Stored records
......
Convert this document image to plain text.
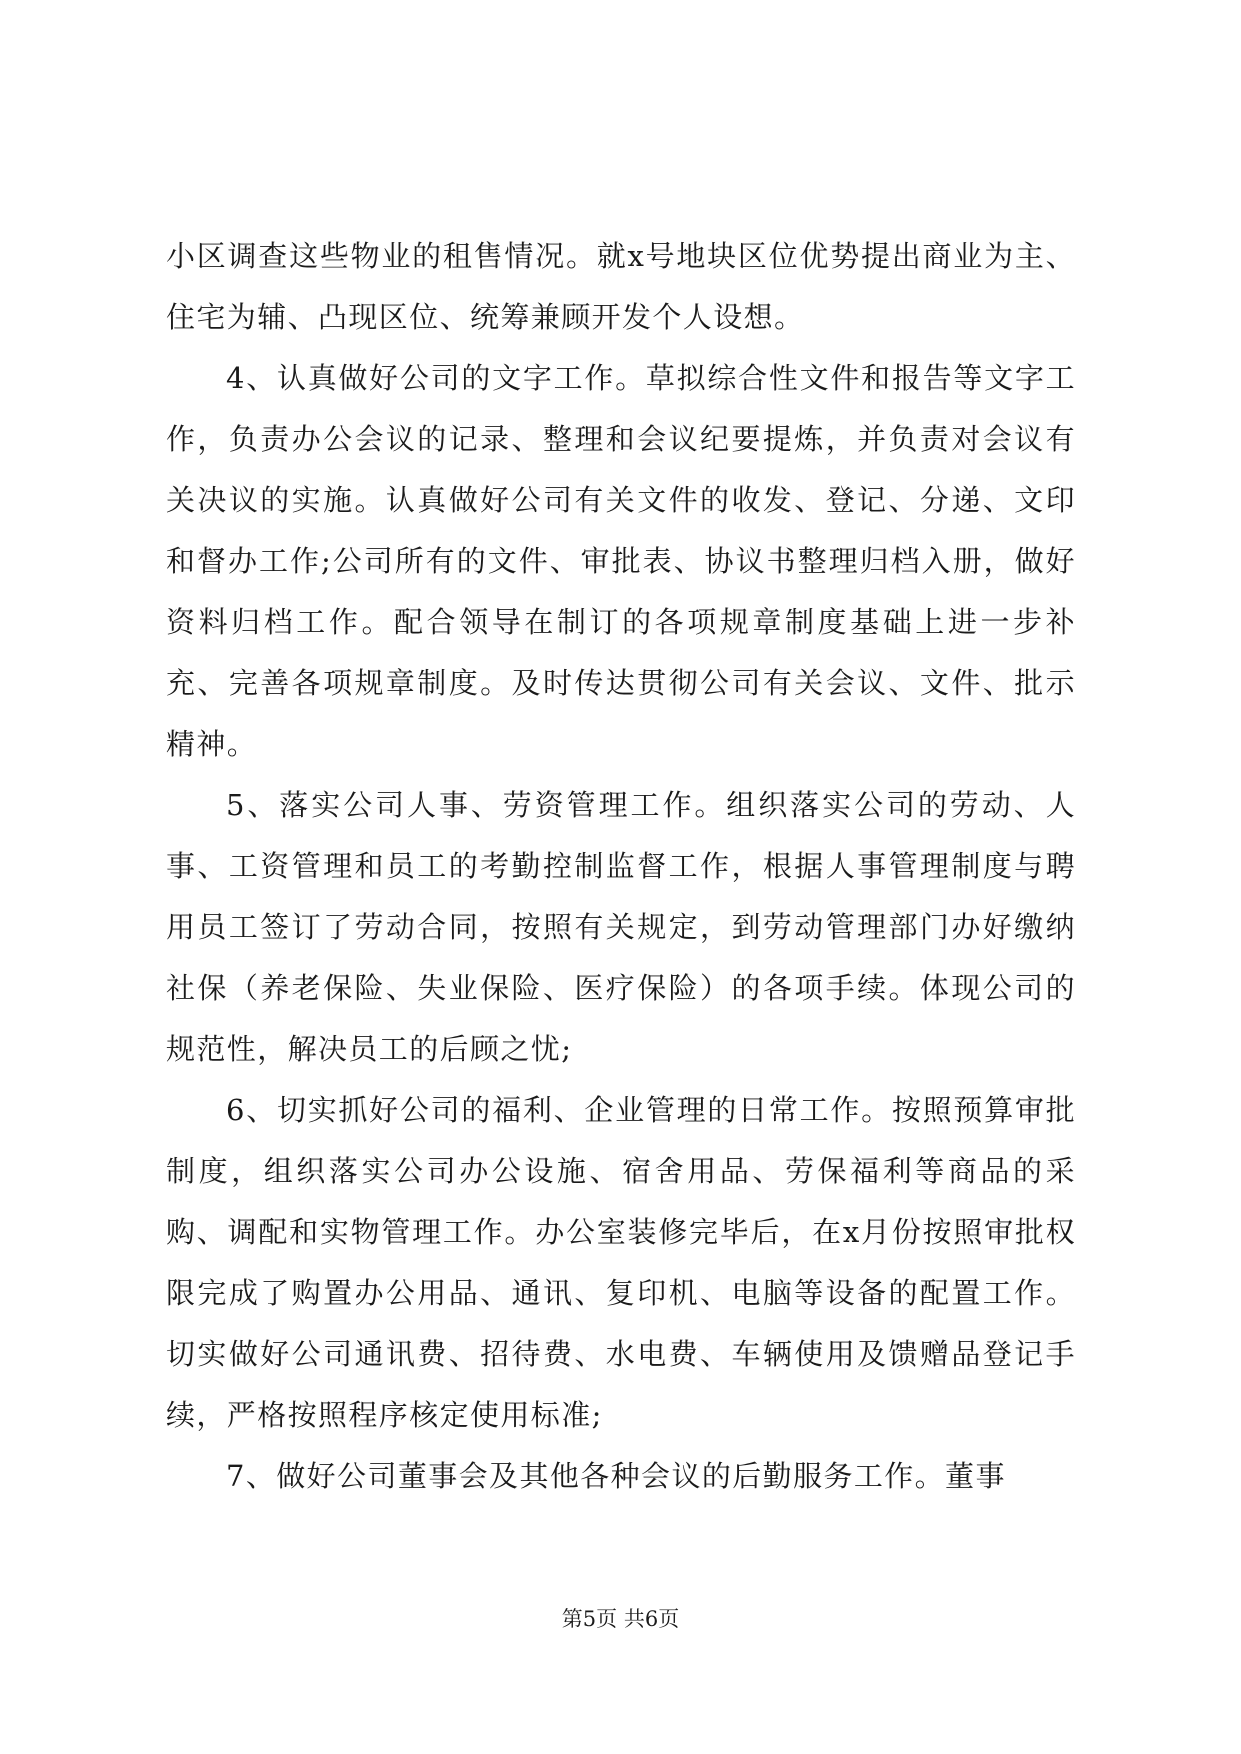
小区调查这些物业的租售情况。就x号地块区位优势提出商业为主、住宅为辅、凸现区位、统筹兼顾开发个人设想。

4、认真做好公司的文字工作。草拟综合性文件和报告等文字工作，负责办公会议的记录、整理和会议纪要提炼，并负责对会议有关决议的实施。认真做好公司有关文件的收发、登记、分递、文印和督办工作;公司所有的文件、审批表、协议书整理归档入册，做好资料归档工作。配合领导在制订的各项规章制度基础上进一步补充、完善各项规章制度。及时传达贯彻公司有关会议、文件、批示精神。

5、落实公司人事、劳资管理工作。组织落实公司的劳动、人事、工资管理和员工的考勤控制监督工作，根据人事管理制度与聘用员工签订了劳动合同，按照有关规定，到劳动管理部门办好缴纳社保（养老保险、失业保险、医疗保险）的各项手续。体现公司的规范性，解决员工的后顾之忧;

6、切实抓好公司的福利、企业管理的日常工作。按照预算审批制度，组织落实公司办公设施、宿舍用品、劳保福利等商品的采购、调配和实物管理工作。办公室装修完毕后，在x月份按照审批权限完成了购置办公用品、通讯、复印机、电脑等设备的配置工作。切实做好公司通讯费、招待费、水电费、车辆使用及馈赠品登记手续，严格按照程序核定使用标准;

7、做好公司董事会及其他各种会议的后勤服务工作。董事

第5页 共6页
......
## TASK DESCRIPTION
Copy all the lines of data exactly as they appear, dropping any images.

## THE SOLUTION
Convert this document image to plain text.
小区调查这些物业的租售情况。就x号地块区位优势提出商业为主、住宅为辅、凸现区位、统筹兼顾开发个人设想。

4、认真做好公司的文字工作。草拟综合性文件和报告等文字工作，负责办公会议的记录、整理和会议纪要提炼，并负责对会议有关决议的实施。认真做好公司有关文件的收发、登记、分递、文印和督办工作;公司所有的文件、审批表、协议书整理归档入册，做好资料归档工作。配合领导在制订的各项规章制度基础上进一步补充、完善各项规章制度。及时传达贯彻公司有关会议、文件、批示精神。

5、落实公司人事、劳资管理工作。组织落实公司的劳动、人事、工资管理和员工的考勤控制监督工作，根据人事管理制度与聘用员工签订了劳动合同，按照有关规定，到劳动管理部门办好缴纳社保（养老保险、失业保险、医疗保险）的各项手续。体现公司的规范性，解决员工的后顾之忧;

6、切实抓好公司的福利、企业管理的日常工作。按照预算审批制度，组织落实公司办公设施、宿舍用品、劳保福利等商品的采购、调配和实物管理工作。办公室装修完毕后，在x月份按照审批权限完成了购置办公用品、通讯、复印机、电脑等设备的配置工作。切实做好公司通讯费、招待费、水电费、车辆使用及馈赠品登记手续，严格按照程序核定使用标准;

7、做好公司董事会及其他各种会议的后勤服务工作。董事

第5页 共6页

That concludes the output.